## TASK BRIEF
Each entry below should be reproduced character for character.

## ENTRIES SUPPLIED

--------

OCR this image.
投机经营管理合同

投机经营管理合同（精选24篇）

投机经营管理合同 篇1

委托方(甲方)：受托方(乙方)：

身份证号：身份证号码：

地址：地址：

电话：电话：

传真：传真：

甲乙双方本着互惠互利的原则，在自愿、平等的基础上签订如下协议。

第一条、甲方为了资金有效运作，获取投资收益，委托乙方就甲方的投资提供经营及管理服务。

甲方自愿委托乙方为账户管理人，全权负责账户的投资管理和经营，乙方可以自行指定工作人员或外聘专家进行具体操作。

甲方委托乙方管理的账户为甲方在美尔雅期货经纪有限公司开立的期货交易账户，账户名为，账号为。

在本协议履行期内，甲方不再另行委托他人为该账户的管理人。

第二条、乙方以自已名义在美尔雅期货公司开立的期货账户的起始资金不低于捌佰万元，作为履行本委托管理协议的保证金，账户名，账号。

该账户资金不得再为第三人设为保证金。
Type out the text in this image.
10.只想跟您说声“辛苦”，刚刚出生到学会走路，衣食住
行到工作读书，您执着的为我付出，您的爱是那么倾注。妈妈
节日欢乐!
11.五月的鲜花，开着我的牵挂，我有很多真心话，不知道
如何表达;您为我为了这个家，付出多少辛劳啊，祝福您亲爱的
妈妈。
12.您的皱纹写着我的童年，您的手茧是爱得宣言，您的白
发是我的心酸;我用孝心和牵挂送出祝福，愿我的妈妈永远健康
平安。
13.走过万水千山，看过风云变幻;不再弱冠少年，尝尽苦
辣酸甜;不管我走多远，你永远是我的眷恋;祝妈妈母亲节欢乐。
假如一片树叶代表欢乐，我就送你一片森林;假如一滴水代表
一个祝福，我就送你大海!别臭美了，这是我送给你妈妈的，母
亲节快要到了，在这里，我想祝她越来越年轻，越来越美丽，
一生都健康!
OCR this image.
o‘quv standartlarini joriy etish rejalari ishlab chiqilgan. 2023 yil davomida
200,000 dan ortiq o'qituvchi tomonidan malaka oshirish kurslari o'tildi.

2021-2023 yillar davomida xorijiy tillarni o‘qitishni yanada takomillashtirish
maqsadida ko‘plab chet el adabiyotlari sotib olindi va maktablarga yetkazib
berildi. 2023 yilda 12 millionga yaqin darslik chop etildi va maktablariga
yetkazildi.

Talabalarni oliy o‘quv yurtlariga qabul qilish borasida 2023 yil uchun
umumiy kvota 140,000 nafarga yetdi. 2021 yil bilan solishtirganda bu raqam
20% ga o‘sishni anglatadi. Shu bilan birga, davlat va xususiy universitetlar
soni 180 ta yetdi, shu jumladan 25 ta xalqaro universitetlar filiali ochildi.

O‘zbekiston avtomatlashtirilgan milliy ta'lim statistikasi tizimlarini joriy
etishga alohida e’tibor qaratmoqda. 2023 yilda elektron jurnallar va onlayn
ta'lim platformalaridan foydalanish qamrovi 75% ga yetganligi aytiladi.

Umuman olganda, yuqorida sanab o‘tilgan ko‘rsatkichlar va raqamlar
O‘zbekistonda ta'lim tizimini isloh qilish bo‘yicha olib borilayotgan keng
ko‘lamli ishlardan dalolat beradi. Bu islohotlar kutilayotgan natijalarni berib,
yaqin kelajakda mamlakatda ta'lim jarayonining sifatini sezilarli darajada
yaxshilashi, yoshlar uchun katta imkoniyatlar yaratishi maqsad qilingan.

--------

## THE REPLY
OCR this image.
投机经营管理合同

投机经营管理合同（精选24篇）

投机经营管理合同 篇1

委托方(甲方)：受托方(乙方)：

身份证号：身份证号码：

地址：地址：

电话：电话：

传真：传真：

甲乙双方本着互惠互利的原则，在自愿、平等的基础上签订如下协议。

第一条、甲方为了资金有效运作，获取投资收益，委托乙方就甲方的投资提供经营及管理服务。

甲方自愿委托乙方为账户管理人，全权负责账户的投资管理和经营，乙方可以自行指定工作人员或外聘专家进行具体操作。

甲方委托乙方管理的账户为甲方在美尔雅期货经纪有限公司开立的期货交易账户，账户名为，账号为。

在本协议履行期内，甲方不再另行委托他人为该账户的管理人。

第二条、乙方以自已名义在美尔雅期货公司开立的期货账户的起始资金不低于捌佰万元，作为履行本委托管理协议的保证金，账户名，账号。

该账户资金不得再为第三人设为保证金。
Type out the text in this image.
10.只想跟您说声“辛苦”，刚刚出生到学会走路，衣食住
行到工作读书，您执着的为我付出，您的爱是那么倾注。妈妈
节日欢乐!
11.五月的鲜花，开着我的牵挂，我有很多真心话，不知道
如何表达;您为我为了这个家，付出多少辛劳啊，祝福您亲爱的
妈妈。
12.您的皱纹写着我的童年，您的手茧是爱得宣言，您的白
发是我的心酸;我用孝心和牵挂送出祝福，愿我的妈妈永远健康
平安。
13.走过万水千山，看过风云变幻;不再弱冠少年，尝尽苦
辣酸甜;不管我走多远，你永远是我的眷恋;祝妈妈母亲节欢乐。
假如一片树叶代表欢乐，我就送你一片森林;假如一滴水代表
一个祝福，我就送你大海!别臭美了，这是我送给你妈妈的，母
亲节快要到了，在这里，我想祝她越来越年轻，越来越美丽，
一生都健康!
OCR this image.
o‘quv standartlarini joriy etish rejalari ishlab chiqilgan. 2023 yil davomida
200,000 dan ortiq o'qituvchi tomonidan malaka oshirish kurslari o'tildi.

2021-2023 yillar davomida xorijiy tillarni o‘qitishni yanada takomillashtirish
maqsadida ko‘plab chet el adabiyotlari sotib olindi va maktablarga yetkazib
berildi. 2023 yilda 12 millionga yaqin darslik chop etildi va maktablariga
yetkazildi.

Talabalarni oliy o‘quv yurtlariga qabul qilish borasida 2023 yil uchun
umumiy kvota 140,000 nafarga yetdi. 2021 yil bilan solishtirganda bu raqam
20% ga o‘sishni anglatadi. Shu bilan birga, davlat va xususiy universitetlar
soni 180 ta yetdi, shu jumladan 25 ta xalqaro universitetlar filiali ochildi.

O‘zbekiston avtomatlashtirilgan milliy ta'lim statistikasi tizimlarini joriy
etishga alohida e’tibor qaratmoqda. 2023 yilda elektron jurnallar va onlayn
ta'lim platformalaridan foydalanish qamrovi 75% ga yetganligi aytiladi.

Umuman olganda, yuqorida sanab o‘tilgan ko‘rsatkichlar va raqamlar
O‘zbekistonda ta'lim tizimini isloh qilish bo‘yicha olib borilayotgan keng
ko‘lamli ishlardan dalolat beradi. Bu islohotlar kutilayotgan natijalarni berib,
yaqin kelajakda mamlakatda ta'lim jarayonining sifatini sezilarli darajada
yaxshilashi, yoshlar uchun katta imkoniyatlar yaratishi maqsad qilingan.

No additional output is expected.